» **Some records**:
>> Start
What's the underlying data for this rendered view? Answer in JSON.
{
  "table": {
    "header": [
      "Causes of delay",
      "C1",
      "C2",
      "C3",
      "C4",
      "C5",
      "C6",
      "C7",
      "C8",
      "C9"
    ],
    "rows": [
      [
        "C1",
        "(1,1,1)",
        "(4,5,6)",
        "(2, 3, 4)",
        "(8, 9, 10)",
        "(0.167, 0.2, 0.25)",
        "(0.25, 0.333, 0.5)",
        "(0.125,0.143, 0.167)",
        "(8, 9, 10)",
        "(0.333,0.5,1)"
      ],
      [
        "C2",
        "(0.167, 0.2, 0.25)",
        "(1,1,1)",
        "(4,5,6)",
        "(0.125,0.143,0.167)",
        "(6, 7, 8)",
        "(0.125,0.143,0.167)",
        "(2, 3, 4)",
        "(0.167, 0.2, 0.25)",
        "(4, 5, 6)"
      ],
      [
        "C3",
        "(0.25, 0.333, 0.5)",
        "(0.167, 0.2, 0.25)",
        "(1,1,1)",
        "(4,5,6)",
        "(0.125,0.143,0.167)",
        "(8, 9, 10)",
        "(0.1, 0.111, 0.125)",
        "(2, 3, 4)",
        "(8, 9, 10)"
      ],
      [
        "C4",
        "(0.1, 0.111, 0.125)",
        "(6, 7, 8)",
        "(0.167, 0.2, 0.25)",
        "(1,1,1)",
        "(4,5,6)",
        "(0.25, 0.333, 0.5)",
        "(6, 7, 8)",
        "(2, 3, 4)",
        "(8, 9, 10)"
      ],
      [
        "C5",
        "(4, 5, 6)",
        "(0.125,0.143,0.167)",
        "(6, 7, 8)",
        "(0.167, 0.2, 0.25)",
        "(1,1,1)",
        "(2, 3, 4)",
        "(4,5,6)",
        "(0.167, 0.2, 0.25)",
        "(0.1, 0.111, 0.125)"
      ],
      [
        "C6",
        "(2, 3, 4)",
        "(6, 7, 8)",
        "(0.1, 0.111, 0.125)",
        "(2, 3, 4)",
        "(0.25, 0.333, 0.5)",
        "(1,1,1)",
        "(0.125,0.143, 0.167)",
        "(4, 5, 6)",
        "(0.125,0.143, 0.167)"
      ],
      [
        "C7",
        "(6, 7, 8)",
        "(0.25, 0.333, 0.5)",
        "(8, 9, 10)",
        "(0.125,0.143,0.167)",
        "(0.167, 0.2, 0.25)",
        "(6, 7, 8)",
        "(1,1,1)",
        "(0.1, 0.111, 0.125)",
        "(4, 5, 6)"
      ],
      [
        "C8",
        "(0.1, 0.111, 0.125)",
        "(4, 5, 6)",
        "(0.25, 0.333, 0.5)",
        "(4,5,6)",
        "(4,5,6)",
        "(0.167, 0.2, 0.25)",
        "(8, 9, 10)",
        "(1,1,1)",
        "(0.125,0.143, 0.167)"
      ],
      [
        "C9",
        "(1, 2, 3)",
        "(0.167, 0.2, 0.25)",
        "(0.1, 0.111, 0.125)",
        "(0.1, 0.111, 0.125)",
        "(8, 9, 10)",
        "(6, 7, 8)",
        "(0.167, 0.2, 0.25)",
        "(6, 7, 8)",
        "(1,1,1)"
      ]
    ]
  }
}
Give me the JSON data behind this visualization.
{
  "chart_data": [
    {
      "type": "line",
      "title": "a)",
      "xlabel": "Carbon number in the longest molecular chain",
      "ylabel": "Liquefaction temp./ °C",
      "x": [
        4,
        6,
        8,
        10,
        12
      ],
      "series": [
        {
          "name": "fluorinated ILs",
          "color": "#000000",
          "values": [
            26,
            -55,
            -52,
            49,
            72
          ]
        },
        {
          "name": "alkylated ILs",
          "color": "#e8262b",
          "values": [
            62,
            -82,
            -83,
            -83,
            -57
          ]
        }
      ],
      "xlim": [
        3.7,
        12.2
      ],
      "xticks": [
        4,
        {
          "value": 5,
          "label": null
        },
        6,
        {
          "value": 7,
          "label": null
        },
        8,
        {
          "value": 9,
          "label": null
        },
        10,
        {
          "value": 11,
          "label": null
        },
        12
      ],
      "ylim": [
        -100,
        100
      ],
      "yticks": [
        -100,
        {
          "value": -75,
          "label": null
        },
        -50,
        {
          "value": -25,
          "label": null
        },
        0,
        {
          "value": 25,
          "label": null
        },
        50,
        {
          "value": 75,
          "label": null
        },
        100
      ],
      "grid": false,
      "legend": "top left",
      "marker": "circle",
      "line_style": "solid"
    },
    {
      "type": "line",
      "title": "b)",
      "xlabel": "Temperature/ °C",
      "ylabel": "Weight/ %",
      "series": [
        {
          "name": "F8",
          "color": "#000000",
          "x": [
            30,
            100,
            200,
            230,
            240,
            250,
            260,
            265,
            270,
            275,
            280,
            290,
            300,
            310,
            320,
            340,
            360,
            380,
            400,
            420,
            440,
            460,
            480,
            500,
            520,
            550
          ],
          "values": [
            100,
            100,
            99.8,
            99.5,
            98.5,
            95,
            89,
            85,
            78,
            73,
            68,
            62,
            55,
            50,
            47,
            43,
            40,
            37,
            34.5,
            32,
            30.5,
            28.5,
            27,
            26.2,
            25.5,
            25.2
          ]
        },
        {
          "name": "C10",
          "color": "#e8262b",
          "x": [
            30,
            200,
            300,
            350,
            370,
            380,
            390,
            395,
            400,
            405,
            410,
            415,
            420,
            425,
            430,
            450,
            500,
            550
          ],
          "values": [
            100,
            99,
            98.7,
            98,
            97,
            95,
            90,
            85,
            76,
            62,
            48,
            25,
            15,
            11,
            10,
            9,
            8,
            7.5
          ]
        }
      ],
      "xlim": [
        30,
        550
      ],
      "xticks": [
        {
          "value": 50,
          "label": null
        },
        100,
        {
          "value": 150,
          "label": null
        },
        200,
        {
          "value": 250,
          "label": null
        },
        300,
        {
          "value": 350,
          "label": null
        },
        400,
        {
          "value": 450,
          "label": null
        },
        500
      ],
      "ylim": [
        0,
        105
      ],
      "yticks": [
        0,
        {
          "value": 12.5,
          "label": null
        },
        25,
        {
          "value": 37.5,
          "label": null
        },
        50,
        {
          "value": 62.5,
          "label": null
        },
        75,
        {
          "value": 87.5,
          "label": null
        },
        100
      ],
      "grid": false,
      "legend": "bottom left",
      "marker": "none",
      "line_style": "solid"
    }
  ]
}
>> End
» **To do**: Your task is to output all of the data above word for word.

» **Output for this task**:
What's the underlying data for this rendered view? Answer in JSON.
{
  "table": {
    "header": [
      "Causes of delay",
      "C1",
      "C2",
      "C3",
      "C4",
      "C5",
      "C6",
      "C7",
      "C8",
      "C9"
    ],
    "rows": [
      [
        "C1",
        "(1,1,1)",
        "(4,5,6)",
        "(2, 3, 4)",
        "(8, 9, 10)",
        "(0.167, 0.2, 0.25)",
        "(0.25, 0.333, 0.5)",
        "(0.125,0.143, 0.167)",
        "(8, 9, 10)",
        "(0.333,0.5,1)"
      ],
      [
        "C2",
        "(0.167, 0.2, 0.25)",
        "(1,1,1)",
        "(4,5,6)",
        "(0.125,0.143,0.167)",
        "(6, 7, 8)",
        "(0.125,0.143,0.167)",
        "(2, 3, 4)",
        "(0.167, 0.2, 0.25)",
        "(4, 5, 6)"
      ],
      [
        "C3",
        "(0.25, 0.333, 0.5)",
        "(0.167, 0.2, 0.25)",
        "(1,1,1)",
        "(4,5,6)",
        "(0.125,0.143,0.167)",
        "(8, 9, 10)",
        "(0.1, 0.111, 0.125)",
        "(2, 3, 4)",
        "(8, 9, 10)"
      ],
      [
        "C4",
        "(0.1, 0.111, 0.125)",
        "(6, 7, 8)",
        "(0.167, 0.2, 0.25)",
        "(1,1,1)",
        "(4,5,6)",
        "(0.25, 0.333, 0.5)",
        "(6, 7, 8)",
        "(2, 3, 4)",
        "(8, 9, 10)"
      ],
      [
        "C5",
        "(4, 5, 6)",
        "(0.125,0.143,0.167)",
        "(6, 7, 8)",
        "(0.167, 0.2, 0.25)",
        "(1,1,1)",
        "(2, 3, 4)",
        "(4,5,6)",
        "(0.167, 0.2, 0.25)",
        "(0.1, 0.111, 0.125)"
      ],
      [
        "C6",
        "(2, 3, 4)",
        "(6, 7, 8)",
        "(0.1, 0.111, 0.125)",
        "(2, 3, 4)",
        "(0.25, 0.333, 0.5)",
        "(1,1,1)",
        "(0.125,0.143, 0.167)",
        "(4, 5, 6)",
        "(0.125,0.143, 0.167)"
      ],
      [
        "C7",
        "(6, 7, 8)",
        "(0.25, 0.333, 0.5)",
        "(8, 9, 10)",
        "(0.125,0.143,0.167)",
        "(0.167, 0.2, 0.25)",
        "(6, 7, 8)",
        "(1,1,1)",
        "(0.1, 0.111, 0.125)",
        "(4, 5, 6)"
      ],
      [
        "C8",
        "(0.1, 0.111, 0.125)",
        "(4, 5, 6)",
        "(0.25, 0.333, 0.5)",
        "(4,5,6)",
        "(4,5,6)",
        "(0.167, 0.2, 0.25)",
        "(8, 9, 10)",
        "(1,1,1)",
        "(0.125,0.143, 0.167)"
      ],
      [
        "C9",
        "(1, 2, 3)",
        "(0.167, 0.2, 0.25)",
        "(0.1, 0.111, 0.125)",
        "(0.1, 0.111, 0.125)",
        "(8, 9, 10)",
        "(6, 7, 8)",
        "(0.167, 0.2, 0.25)",
        "(6, 7, 8)",
        "(1,1,1)"
      ]
    ]
  }
}
Give me the JSON data behind this visualization.
{
  "chart_data": [
    {
      "type": "line",
      "title": "a)",
      "xlabel": "Carbon number in the longest molecular chain",
      "ylabel": "Liquefaction temp./ °C",
      "x": [
        4,
        6,
        8,
        10,
        12
      ],
      "series": [
        {
          "name": "fluorinated ILs",
          "color": "#000000",
          "values": [
            26,
            -55,
            -52,
            49,
            72
          ]
        },
        {
          "name": "alkylated ILs",
          "color": "#e8262b",
          "values": [
            62,
            -82,
            -83,
            -83,
            -57
          ]
        }
      ],
      "xlim": [
        3.7,
        12.2
      ],
      "xticks": [
        4,
        {
          "value": 5,
          "label": null
        },
        6,
        {
          "value": 7,
          "label": null
        },
        8,
        {
          "value": 9,
          "label": null
        },
        10,
        {
          "value": 11,
          "label": null
        },
        12
      ],
      "ylim": [
        -100,
        100
      ],
      "yticks": [
        -100,
        {
          "value": -75,
          "label": null
        },
        -50,
        {
          "value": -25,
          "label": null
        },
        0,
        {
          "value": 25,
          "label": null
        },
        50,
        {
          "value": 75,
          "label": null
        },
        100
      ],
      "grid": false,
      "legend": "top left",
      "marker": "circle",
      "line_style": "solid"
    },
    {
      "type": "line",
      "title": "b)",
      "xlabel": "Temperature/ °C",
      "ylabel": "Weight/ %",
      "series": [
        {
          "name": "F8",
          "color": "#000000",
          "x": [
            30,
            100,
            200,
            230,
            240,
            250,
            260,
            265,
            270,
            275,
            280,
            290,
            300,
            310,
            320,
            340,
            360,
            380,
            400,
            420,
            440,
            460,
            480,
            500,
            520,
            550
          ],
          "values": [
            100,
            100,
            99.8,
            99.5,
            98.5,
            95,
            89,
            85,
            78,
            73,
            68,
            62,
            55,
            50,
            47,
            43,
            40,
            37,
            34.5,
            32,
            30.5,
            28.5,
            27,
            26.2,
            25.5,
            25.2
          ]
        },
        {
          "name": "C10",
          "color": "#e8262b",
          "x": [
            30,
            200,
            300,
            350,
            370,
            380,
            390,
            395,
            400,
            405,
            410,
            415,
            420,
            425,
            430,
            450,
            500,
            550
          ],
          "values": [
            100,
            99,
            98.7,
            98,
            97,
            95,
            90,
            85,
            76,
            62,
            48,
            25,
            15,
            11,
            10,
            9,
            8,
            7.5
          ]
        }
      ],
      "xlim": [
        30,
        550
      ],
      "xticks": [
        {
          "value": 50,
          "label": null
        },
        100,
        {
          "value": 150,
          "label": null
        },
        200,
        {
          "value": 250,
          "label": null
        },
        300,
        {
          "value": 350,
          "label": null
        },
        400,
        {
          "value": 450,
          "label": null
        },
        500
      ],
      "ylim": [
        0,
        105
      ],
      "yticks": [
        0,
        {
          "value": 12.5,
          "label": null
        },
        25,
        {
          "value": 37.5,
          "label": null
        },
        50,
        {
          "value": 62.5,
          "label": null
        },
        75,
        {
          "value": 87.5,
          "label": null
        },
        100
      ],
      "grid": false,
      "legend": "bottom left",
      "marker": "none",
      "line_style": "solid"
    }
  ]
}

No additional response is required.